* begin ENTRIES PROVIDED *

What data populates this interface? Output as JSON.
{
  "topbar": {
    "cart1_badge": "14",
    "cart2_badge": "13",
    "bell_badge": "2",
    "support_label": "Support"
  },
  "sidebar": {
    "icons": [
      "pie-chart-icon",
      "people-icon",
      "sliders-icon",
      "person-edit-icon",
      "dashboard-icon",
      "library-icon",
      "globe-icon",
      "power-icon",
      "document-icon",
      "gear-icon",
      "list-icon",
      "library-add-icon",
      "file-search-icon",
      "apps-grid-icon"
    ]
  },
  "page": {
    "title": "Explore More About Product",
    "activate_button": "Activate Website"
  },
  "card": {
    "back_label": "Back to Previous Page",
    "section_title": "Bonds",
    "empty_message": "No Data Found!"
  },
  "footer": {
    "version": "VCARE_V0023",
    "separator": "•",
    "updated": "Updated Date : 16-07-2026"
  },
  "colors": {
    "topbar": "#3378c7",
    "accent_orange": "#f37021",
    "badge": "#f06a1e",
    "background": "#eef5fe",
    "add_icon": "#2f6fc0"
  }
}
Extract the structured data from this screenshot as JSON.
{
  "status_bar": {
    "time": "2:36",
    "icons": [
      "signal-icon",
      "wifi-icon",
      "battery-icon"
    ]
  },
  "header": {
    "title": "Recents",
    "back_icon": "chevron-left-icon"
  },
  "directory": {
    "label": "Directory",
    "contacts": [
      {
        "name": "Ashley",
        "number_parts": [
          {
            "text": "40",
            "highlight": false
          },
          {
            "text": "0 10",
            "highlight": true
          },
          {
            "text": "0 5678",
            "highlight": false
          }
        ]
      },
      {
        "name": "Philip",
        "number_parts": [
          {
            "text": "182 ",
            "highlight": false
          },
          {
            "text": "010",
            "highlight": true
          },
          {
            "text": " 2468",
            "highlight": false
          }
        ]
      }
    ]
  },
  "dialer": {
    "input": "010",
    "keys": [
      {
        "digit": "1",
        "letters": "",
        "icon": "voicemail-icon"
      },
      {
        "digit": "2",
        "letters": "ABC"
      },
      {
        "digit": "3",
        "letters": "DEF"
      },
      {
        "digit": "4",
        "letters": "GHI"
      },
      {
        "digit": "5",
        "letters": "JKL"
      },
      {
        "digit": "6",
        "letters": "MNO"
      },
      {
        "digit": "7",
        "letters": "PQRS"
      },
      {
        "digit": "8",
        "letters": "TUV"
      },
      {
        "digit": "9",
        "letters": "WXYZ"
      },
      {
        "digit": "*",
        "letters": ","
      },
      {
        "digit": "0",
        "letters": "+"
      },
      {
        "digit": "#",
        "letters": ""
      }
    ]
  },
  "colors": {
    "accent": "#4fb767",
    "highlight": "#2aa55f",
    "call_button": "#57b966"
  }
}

* end ENTRIES PROVIDED *

* **WHAT IS REQUIRED**: Retype the records in full. Keep every line identical to the original.

* **REPLY**:
What data populates this interface? Output as JSON.
{
  "topbar": {
    "cart1_badge": "14",
    "cart2_badge": "13",
    "bell_badge": "2",
    "support_label": "Support"
  },
  "sidebar": {
    "icons": [
      "pie-chart-icon",
      "people-icon",
      "sliders-icon",
      "person-edit-icon",
      "dashboard-icon",
      "library-icon",
      "globe-icon",
      "power-icon",
      "document-icon",
      "gear-icon",
      "list-icon",
      "library-add-icon",
      "file-search-icon",
      "apps-grid-icon"
    ]
  },
  "page": {
    "title": "Explore More About Product",
    "activate_button": "Activate Website"
  },
  "card": {
    "back_label": "Back to Previous Page",
    "section_title": "Bonds",
    "empty_message": "No Data Found!"
  },
  "footer": {
    "version": "VCARE_V0023",
    "separator": "•",
    "updated": "Updated Date : 16-07-2026"
  },
  "colors": {
    "topbar": "#3378c7",
    "accent_orange": "#f37021",
    "badge": "#f06a1e",
    "background": "#eef5fe",
    "add_icon": "#2f6fc0"
  }
}
Extract the structured data from this screenshot as JSON.
{
  "status_bar": {
    "time": "2:36",
    "icons": [
      "signal-icon",
      "wifi-icon",
      "battery-icon"
    ]
  },
  "header": {
    "title": "Recents",
    "back_icon": "chevron-left-icon"
  },
  "directory": {
    "label": "Directory",
    "contacts": [
      {
        "name": "Ashley",
        "number_parts": [
          {
            "text": "40",
            "highlight": false
          },
          {
            "text": "0 10",
            "highlight": true
          },
          {
            "text": "0 5678",
            "highlight": false
          }
        ]
      },
      {
        "name": "Philip",
        "number_parts": [
          {
            "text": "182 ",
            "highlight": false
          },
          {
            "text": "010",
            "highlight": true
          },
          {
            "text": " 2468",
            "highlight": false
          }
        ]
      }
    ]
  },
  "dialer": {
    "input": "010",
    "keys": [
      {
        "digit": "1",
        "letters": "",
        "icon": "voicemail-icon"
      },
      {
        "digit": "2",
        "letters": "ABC"
      },
      {
        "digit": "3",
        "letters": "DEF"
      },
      {
        "digit": "4",
        "letters": "GHI"
      },
      {
        "digit": "5",
        "letters": "JKL"
      },
      {
        "digit": "6",
        "letters": "MNO"
      },
      {
        "digit": "7",
        "letters": "PQRS"
      },
      {
        "digit": "8",
        "letters": "TUV"
      },
      {
        "digit": "9",
        "letters": "WXYZ"
      },
      {
        "digit": "*",
        "letters": ","
      },
      {
        "digit": "0",
        "letters": "+"
      },
      {
        "digit": "#",
        "letters": ""
      }
    ]
  },
  "colors": {
    "accent": "#4fb767",
    "highlight": "#2aa55f",
    "call_button": "#57b966"
  }
}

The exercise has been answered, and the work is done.